[START OF PROVIDED DATA]
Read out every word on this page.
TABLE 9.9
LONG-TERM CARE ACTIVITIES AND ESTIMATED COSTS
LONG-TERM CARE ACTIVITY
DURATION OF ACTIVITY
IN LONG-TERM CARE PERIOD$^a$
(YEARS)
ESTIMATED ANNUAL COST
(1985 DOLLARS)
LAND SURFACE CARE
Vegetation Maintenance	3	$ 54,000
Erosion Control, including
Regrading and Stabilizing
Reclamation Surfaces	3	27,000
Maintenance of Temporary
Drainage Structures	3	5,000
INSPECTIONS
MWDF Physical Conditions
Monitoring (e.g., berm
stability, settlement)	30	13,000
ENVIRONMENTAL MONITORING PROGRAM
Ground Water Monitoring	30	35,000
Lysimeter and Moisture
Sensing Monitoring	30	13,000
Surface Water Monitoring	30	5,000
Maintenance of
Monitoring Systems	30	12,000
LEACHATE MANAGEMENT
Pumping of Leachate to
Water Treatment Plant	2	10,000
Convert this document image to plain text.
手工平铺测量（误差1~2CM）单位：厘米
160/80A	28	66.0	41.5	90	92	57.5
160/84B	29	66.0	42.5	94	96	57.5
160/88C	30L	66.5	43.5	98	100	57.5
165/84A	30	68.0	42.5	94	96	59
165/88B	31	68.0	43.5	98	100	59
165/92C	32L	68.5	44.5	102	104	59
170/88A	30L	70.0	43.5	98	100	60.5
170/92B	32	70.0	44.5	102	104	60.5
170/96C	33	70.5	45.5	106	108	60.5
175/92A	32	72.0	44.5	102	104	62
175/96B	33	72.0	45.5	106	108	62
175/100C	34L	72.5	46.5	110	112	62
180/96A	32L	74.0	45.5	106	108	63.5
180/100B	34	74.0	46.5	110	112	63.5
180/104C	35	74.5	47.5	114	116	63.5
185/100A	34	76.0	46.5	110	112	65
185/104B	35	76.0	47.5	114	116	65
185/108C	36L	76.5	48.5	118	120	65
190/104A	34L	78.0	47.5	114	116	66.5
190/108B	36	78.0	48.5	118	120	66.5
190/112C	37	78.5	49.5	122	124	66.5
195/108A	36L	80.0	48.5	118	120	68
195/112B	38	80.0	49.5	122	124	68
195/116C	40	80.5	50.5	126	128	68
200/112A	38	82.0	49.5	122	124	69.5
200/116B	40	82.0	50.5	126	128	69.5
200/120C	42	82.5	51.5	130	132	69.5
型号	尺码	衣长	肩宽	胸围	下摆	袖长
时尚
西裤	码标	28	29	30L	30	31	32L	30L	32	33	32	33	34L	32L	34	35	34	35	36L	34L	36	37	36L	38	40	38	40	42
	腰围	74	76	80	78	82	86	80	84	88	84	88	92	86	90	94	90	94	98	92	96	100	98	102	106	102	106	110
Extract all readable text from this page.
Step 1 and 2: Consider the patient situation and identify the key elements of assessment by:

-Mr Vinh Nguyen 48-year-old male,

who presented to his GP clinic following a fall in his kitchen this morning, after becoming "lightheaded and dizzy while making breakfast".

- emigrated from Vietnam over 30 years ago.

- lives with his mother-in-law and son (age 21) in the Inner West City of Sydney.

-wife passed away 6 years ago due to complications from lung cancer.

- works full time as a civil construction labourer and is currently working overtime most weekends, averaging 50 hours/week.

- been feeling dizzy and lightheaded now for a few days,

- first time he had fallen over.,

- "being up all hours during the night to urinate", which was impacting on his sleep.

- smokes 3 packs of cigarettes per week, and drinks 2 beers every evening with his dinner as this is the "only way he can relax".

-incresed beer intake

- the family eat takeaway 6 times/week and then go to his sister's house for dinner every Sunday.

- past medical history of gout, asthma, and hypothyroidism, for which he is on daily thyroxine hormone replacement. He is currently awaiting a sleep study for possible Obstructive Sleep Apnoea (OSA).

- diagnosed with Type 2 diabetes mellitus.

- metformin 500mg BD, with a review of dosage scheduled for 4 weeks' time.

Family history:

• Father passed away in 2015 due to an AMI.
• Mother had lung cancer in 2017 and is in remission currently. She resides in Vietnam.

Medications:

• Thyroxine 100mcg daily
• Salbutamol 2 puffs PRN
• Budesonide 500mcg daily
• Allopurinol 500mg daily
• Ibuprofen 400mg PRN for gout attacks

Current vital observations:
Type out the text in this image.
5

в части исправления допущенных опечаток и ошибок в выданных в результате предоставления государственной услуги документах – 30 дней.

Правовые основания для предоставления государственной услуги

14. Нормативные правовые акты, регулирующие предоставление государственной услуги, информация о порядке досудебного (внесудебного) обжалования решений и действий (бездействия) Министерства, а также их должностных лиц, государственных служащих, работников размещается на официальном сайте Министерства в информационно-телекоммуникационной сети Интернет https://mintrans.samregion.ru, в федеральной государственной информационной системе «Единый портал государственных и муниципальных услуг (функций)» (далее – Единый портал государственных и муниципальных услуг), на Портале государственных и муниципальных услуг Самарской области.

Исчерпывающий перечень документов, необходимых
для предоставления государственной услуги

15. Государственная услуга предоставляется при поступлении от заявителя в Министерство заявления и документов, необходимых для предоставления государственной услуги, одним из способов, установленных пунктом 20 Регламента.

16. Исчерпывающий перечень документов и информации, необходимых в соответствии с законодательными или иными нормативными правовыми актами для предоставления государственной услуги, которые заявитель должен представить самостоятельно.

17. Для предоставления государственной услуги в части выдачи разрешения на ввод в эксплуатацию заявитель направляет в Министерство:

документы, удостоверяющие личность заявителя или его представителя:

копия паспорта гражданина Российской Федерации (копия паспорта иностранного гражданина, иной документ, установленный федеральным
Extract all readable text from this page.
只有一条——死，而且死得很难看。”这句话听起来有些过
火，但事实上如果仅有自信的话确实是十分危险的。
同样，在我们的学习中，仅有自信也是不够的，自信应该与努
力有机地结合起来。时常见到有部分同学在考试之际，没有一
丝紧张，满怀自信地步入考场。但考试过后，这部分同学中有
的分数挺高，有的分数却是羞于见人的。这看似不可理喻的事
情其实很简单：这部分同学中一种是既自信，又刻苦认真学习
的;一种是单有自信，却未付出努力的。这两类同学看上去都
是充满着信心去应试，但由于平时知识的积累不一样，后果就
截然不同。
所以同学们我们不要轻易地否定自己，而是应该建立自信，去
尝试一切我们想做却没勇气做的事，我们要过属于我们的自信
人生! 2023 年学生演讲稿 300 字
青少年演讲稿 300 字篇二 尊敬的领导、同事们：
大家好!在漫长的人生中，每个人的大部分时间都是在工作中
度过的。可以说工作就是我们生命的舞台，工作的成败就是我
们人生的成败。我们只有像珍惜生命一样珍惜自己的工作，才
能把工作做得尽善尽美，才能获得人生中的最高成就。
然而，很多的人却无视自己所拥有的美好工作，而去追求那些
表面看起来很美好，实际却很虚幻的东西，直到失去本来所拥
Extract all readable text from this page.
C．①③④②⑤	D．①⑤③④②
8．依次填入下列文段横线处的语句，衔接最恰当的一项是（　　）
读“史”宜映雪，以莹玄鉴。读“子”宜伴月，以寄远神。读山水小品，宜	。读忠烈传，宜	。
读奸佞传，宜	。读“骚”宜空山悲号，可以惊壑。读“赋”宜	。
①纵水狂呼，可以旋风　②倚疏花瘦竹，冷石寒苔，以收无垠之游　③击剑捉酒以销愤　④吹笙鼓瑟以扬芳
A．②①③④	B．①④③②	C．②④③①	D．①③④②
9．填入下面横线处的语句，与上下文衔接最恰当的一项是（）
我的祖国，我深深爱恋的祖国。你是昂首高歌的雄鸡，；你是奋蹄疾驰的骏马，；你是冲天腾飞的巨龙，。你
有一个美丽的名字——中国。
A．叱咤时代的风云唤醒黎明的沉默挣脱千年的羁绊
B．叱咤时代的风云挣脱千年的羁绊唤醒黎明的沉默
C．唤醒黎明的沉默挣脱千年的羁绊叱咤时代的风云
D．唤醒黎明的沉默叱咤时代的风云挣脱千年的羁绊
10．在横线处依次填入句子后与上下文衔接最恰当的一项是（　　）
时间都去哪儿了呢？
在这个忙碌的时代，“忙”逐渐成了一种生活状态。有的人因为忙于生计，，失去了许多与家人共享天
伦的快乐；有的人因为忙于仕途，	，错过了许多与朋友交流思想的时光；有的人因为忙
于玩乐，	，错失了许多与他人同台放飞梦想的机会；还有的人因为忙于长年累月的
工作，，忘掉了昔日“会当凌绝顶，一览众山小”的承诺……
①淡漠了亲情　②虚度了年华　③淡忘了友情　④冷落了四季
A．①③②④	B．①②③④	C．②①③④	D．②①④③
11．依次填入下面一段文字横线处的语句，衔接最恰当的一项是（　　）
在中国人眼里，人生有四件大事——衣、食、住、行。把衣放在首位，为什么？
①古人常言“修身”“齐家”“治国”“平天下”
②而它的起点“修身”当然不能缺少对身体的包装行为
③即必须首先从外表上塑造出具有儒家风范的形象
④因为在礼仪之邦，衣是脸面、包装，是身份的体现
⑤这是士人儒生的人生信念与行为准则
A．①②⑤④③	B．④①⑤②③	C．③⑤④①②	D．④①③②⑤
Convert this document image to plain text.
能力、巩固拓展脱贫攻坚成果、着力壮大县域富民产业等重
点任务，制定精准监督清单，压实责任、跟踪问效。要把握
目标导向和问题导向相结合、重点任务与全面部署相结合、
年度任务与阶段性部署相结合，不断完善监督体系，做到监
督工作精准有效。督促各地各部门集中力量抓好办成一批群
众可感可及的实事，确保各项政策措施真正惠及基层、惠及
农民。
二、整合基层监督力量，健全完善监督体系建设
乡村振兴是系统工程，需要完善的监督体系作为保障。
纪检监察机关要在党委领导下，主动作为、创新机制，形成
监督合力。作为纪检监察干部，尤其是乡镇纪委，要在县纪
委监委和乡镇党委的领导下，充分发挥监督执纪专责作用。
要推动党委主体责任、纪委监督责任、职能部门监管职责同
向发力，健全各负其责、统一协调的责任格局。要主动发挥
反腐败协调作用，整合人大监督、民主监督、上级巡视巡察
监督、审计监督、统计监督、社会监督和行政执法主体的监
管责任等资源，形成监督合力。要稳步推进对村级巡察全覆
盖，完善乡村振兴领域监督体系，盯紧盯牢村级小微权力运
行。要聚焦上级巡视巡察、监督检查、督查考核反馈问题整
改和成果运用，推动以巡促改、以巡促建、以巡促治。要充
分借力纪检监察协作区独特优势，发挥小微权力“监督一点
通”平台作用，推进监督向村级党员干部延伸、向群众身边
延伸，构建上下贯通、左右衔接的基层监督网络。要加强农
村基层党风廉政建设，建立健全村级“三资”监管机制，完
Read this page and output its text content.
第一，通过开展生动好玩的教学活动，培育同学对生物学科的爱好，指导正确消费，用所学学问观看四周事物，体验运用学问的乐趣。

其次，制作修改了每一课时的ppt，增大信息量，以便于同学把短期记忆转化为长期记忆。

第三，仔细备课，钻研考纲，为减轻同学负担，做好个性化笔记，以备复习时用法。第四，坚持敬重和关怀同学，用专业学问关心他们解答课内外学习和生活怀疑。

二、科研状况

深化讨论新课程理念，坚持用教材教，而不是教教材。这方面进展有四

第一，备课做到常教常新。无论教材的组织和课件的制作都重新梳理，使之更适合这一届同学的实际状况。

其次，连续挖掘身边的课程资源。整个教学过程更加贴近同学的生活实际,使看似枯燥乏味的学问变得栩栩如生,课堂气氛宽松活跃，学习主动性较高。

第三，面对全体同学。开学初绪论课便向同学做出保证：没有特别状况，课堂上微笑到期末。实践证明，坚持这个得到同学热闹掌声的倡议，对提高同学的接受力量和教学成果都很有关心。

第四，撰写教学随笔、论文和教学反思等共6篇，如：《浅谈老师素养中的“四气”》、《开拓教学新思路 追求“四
[END OF PROVIDED DATA]
#### WRITTEN TASK:
Give exactly the lines from the one with "Read this page and output its text content." to the end of the entries, nothing before them.

#### TASK RESPONSE:
Read this page and output its text content.
第一，通过开展生动好玩的教学活动，培育同学对生物学科的爱好，指导正确消费，用所学学问观看四周事物，体验运用学问的乐趣。

其次，制作修改了每一课时的ppt，增大信息量，以便于同学把短期记忆转化为长期记忆。

第三，仔细备课，钻研考纲，为减轻同学负担，做好个性化笔记，以备复习时用法。第四，坚持敬重和关怀同学，用专业学问关心他们解答课内外学习和生活怀疑。

二、科研状况

深化讨论新课程理念，坚持用教材教，而不是教教材。这方面进展有四

第一，备课做到常教常新。无论教材的组织和课件的制作都重新梳理，使之更适合这一届同学的实际状况。

其次，连续挖掘身边的课程资源。整个教学过程更加贴近同学的生活实际,使看似枯燥乏味的学问变得栩栩如生,课堂气氛宽松活跃，学习主动性较高。

第三，面对全体同学。开学初绪论课便向同学做出保证：没有特别状况，课堂上微笑到期末。实践证明，坚持这个得到同学热闹掌声的倡议，对提高同学的接受力量和教学成果都很有关心。

第四，撰写教学随笔、论文和教学反思等共6篇，如：《浅谈老师素养中的“四气”》、《开拓教学新思路 追求“四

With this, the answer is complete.